* START Task data *

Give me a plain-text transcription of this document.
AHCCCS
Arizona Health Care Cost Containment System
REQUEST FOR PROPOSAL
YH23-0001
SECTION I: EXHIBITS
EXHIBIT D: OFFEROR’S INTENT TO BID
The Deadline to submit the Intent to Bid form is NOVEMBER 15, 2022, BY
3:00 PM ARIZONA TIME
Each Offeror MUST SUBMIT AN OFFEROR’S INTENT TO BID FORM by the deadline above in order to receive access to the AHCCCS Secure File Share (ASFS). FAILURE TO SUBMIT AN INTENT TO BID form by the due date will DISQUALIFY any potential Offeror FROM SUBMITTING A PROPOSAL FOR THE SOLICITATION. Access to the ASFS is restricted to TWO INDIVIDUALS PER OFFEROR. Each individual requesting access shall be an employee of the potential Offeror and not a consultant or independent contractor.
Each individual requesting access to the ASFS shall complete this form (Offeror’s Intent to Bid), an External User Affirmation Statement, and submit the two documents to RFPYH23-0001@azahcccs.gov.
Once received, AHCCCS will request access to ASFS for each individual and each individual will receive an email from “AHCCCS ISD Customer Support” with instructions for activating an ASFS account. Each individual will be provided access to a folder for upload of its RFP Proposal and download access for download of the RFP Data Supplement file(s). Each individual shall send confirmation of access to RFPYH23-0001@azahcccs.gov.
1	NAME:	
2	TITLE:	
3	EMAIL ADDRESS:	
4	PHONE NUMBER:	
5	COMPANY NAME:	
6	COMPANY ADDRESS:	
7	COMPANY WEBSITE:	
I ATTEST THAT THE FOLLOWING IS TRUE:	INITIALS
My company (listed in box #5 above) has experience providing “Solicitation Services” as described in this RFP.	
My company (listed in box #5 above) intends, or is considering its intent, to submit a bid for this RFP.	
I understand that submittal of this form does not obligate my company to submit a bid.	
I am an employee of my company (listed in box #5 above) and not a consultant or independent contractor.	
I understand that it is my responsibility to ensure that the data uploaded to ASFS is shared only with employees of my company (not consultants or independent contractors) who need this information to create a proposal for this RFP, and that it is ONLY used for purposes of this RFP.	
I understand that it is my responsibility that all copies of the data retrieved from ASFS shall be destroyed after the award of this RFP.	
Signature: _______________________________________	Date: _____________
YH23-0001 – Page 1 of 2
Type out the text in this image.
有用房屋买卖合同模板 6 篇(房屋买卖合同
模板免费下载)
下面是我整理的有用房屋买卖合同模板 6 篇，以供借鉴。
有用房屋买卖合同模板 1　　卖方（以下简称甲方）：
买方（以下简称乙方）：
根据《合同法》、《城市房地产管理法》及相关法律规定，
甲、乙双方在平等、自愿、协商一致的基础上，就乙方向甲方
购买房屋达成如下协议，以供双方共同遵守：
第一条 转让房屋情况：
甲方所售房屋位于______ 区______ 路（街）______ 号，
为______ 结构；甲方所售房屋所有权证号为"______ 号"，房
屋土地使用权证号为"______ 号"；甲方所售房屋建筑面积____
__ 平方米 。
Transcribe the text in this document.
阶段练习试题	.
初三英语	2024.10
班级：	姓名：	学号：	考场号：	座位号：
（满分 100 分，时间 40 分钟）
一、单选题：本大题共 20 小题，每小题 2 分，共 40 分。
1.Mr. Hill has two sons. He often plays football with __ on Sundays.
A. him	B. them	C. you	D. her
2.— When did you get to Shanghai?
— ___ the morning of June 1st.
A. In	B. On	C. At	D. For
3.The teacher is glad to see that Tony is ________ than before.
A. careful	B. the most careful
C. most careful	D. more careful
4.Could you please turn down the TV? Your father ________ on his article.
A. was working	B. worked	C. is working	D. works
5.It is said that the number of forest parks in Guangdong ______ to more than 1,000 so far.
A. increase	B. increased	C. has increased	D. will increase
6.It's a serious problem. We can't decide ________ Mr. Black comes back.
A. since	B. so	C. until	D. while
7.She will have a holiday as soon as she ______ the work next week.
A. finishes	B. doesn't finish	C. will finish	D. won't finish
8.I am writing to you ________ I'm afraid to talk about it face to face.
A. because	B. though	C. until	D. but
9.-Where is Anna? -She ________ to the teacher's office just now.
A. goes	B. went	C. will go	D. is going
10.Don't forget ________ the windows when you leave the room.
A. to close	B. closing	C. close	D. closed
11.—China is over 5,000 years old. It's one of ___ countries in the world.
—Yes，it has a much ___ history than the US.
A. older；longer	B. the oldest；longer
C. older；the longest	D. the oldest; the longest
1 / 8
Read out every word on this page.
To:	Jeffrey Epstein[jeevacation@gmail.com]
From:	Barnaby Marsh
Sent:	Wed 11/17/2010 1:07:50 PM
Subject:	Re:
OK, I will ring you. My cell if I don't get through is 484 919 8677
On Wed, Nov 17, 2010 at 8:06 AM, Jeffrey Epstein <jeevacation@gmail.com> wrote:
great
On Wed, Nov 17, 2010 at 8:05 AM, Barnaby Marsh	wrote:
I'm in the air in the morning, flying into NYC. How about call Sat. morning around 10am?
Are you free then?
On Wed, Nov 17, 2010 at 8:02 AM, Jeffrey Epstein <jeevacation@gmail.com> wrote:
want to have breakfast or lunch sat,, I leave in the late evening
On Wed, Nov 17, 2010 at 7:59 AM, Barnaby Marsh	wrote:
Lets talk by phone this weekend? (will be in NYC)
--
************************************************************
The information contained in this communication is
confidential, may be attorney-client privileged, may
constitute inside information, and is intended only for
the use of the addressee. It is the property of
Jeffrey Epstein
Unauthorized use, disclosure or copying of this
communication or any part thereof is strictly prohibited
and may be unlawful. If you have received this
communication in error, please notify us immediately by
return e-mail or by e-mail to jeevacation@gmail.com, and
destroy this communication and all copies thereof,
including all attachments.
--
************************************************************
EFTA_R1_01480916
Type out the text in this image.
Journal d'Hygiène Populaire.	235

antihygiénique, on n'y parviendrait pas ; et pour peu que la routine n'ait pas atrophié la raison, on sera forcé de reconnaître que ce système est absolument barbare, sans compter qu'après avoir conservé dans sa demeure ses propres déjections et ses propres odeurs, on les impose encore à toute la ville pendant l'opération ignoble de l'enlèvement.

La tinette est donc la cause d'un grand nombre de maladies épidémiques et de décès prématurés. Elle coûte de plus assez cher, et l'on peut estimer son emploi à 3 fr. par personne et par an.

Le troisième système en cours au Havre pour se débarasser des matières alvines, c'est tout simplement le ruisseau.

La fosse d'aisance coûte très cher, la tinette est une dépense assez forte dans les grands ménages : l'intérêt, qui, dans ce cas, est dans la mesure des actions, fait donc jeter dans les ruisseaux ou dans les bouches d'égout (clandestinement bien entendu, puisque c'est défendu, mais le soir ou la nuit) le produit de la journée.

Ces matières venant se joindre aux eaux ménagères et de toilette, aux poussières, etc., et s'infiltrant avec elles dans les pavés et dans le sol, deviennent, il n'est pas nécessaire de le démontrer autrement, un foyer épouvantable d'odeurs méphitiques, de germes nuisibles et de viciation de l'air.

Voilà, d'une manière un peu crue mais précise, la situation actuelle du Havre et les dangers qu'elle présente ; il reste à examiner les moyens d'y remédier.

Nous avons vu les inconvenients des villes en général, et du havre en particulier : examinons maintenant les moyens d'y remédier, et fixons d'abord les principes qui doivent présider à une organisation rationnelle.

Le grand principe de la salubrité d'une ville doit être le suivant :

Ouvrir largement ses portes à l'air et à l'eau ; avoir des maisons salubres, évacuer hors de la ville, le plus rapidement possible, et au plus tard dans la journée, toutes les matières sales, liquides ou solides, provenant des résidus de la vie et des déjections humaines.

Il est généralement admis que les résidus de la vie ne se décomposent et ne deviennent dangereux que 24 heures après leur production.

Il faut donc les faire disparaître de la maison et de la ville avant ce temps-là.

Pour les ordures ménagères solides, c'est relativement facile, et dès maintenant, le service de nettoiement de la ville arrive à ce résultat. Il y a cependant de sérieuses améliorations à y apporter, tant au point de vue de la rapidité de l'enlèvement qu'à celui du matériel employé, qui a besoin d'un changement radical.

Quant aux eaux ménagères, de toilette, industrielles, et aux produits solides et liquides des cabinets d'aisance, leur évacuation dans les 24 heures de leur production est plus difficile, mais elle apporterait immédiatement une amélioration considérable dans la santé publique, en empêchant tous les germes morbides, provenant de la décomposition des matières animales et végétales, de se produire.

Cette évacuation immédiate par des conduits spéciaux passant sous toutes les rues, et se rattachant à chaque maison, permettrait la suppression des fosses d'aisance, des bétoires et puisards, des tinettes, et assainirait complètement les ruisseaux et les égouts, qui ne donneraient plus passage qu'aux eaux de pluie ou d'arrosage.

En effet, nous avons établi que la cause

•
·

* END Task data *

Task: Gather every line from the listing above in which "text" appears, and copy those lines.

Written answer:
Give me a plain-text transcription of this document.
Type out the text in this image.
Transcribe the text in this document.
Type out the text in this image.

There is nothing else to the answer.